## Data for this task

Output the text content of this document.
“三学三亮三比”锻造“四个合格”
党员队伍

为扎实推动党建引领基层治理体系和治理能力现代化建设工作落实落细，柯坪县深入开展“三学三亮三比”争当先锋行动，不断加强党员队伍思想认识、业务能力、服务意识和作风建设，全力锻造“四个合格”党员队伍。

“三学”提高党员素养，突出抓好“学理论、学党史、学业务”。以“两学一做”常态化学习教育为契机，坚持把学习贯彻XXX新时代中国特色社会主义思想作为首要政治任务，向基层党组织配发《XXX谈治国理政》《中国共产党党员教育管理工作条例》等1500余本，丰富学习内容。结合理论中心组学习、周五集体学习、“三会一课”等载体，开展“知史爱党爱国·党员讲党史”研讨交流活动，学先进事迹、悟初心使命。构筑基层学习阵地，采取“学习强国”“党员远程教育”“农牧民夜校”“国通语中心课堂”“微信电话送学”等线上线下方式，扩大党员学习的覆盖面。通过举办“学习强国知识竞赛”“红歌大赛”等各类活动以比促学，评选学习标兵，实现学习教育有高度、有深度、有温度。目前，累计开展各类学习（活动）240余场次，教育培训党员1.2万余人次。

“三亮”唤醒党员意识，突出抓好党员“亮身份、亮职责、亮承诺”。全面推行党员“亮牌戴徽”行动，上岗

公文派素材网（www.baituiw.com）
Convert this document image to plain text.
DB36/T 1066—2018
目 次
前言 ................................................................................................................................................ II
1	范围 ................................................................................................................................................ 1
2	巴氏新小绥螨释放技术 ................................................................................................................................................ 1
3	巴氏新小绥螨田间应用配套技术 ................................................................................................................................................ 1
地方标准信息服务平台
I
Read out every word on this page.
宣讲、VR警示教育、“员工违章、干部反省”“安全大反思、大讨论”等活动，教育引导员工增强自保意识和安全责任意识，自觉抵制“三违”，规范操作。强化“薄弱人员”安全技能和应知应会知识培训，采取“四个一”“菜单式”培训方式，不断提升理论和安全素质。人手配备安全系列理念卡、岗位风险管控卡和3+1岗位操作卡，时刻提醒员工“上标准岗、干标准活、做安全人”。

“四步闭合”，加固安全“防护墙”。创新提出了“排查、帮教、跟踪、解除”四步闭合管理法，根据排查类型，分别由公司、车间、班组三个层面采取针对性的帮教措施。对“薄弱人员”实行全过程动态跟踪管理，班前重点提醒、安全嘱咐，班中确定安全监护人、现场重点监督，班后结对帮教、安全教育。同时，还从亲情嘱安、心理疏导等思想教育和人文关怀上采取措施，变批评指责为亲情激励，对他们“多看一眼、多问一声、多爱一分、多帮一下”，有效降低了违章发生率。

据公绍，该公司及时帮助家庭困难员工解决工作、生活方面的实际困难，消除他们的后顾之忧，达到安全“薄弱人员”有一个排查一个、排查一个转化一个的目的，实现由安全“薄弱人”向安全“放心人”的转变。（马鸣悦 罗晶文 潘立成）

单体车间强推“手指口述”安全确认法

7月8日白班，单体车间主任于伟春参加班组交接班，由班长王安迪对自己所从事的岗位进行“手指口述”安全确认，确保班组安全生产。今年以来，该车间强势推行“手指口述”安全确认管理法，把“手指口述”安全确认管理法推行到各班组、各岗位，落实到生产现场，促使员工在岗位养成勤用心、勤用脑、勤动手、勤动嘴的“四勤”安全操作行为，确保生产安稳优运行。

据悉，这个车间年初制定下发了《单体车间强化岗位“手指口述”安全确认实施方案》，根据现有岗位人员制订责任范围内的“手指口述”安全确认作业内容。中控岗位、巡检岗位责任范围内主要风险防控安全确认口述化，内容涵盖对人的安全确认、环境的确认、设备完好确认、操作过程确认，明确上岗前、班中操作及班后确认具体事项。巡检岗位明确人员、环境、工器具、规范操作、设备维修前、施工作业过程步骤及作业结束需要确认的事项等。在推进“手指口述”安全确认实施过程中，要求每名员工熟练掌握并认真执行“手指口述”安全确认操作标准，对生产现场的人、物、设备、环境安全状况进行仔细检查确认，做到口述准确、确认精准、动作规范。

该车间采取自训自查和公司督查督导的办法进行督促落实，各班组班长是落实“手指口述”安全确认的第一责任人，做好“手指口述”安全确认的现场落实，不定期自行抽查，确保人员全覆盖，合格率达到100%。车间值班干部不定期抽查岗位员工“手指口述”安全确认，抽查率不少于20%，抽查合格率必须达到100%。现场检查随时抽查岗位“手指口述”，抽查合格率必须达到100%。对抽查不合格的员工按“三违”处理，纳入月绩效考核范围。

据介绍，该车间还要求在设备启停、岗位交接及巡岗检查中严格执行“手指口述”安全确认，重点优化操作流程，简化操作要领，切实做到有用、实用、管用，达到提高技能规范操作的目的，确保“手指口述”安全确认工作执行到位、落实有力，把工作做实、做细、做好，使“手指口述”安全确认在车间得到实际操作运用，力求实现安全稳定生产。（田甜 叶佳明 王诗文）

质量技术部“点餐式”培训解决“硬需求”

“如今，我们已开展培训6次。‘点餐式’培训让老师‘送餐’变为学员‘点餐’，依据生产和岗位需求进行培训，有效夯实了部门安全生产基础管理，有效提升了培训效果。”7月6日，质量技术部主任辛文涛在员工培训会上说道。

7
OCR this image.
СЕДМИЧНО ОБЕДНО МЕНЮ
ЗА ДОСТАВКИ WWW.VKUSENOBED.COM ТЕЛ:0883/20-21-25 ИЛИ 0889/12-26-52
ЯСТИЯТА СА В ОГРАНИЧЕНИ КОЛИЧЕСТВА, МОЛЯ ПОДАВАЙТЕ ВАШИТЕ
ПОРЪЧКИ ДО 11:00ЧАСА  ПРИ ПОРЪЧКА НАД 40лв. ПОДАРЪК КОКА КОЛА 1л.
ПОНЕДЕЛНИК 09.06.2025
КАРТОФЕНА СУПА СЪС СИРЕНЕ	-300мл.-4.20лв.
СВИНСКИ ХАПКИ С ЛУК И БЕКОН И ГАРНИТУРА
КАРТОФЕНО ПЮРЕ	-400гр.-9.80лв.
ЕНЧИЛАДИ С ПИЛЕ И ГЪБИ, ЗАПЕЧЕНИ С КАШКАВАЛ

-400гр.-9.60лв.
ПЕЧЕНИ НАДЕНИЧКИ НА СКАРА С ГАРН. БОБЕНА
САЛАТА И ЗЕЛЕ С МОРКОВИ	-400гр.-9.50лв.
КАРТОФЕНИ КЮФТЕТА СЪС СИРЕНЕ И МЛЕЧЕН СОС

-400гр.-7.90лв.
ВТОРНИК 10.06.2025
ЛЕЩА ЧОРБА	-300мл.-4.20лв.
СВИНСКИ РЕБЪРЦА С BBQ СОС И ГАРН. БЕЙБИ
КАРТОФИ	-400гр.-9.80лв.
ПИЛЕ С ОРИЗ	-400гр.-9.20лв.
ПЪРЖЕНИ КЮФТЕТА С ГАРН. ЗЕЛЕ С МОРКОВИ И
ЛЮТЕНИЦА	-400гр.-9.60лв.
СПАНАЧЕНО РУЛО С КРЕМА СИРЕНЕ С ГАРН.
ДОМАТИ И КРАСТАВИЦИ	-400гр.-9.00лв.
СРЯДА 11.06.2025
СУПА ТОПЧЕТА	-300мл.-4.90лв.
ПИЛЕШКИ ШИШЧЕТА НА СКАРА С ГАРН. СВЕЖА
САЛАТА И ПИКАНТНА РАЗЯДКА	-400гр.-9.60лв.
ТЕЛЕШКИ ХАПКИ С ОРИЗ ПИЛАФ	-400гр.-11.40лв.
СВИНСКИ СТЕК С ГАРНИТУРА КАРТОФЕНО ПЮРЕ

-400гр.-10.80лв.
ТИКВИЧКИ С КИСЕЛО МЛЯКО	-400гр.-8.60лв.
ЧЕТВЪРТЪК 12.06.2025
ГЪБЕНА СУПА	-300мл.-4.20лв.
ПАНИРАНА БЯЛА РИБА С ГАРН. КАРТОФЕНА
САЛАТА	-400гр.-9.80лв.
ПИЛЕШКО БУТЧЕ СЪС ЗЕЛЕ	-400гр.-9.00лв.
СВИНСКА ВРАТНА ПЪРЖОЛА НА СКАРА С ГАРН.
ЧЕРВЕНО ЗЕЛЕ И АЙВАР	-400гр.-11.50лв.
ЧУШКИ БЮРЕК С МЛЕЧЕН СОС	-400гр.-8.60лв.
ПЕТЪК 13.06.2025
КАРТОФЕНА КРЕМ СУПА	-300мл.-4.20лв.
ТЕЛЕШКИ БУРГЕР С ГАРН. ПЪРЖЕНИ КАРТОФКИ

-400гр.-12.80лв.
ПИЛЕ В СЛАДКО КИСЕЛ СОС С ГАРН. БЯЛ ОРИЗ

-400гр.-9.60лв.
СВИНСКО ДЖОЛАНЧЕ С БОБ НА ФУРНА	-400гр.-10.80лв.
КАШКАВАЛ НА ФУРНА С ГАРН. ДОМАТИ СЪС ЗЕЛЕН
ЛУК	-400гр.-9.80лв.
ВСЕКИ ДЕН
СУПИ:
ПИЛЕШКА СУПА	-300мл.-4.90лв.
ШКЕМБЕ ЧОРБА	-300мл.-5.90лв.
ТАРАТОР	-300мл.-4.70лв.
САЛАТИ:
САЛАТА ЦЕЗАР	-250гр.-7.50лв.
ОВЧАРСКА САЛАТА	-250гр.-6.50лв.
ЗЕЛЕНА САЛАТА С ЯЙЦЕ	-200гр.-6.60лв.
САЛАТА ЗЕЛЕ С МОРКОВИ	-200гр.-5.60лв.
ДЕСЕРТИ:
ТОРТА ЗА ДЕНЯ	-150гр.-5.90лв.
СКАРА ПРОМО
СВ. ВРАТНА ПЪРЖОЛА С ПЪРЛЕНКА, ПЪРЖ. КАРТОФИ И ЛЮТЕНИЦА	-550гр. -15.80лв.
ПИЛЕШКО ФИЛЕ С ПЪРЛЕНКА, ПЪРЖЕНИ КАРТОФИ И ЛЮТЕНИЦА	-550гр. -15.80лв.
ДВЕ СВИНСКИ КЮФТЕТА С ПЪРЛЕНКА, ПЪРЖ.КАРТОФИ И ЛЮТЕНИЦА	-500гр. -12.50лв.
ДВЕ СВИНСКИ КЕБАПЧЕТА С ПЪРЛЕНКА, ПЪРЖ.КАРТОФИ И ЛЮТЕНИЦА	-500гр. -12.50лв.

## Task prompt
Show the lines of the material that contain the word "ФУРНА".

## Solved problem
СВИНСКО ДЖОЛАНЧЕ С БОБ НА ФУРНА	-400гр.-10.80лв.
КАШКАВАЛ НА ФУРНА С ГАРН. ДОМАТИ СЪС ЗЕЛЕН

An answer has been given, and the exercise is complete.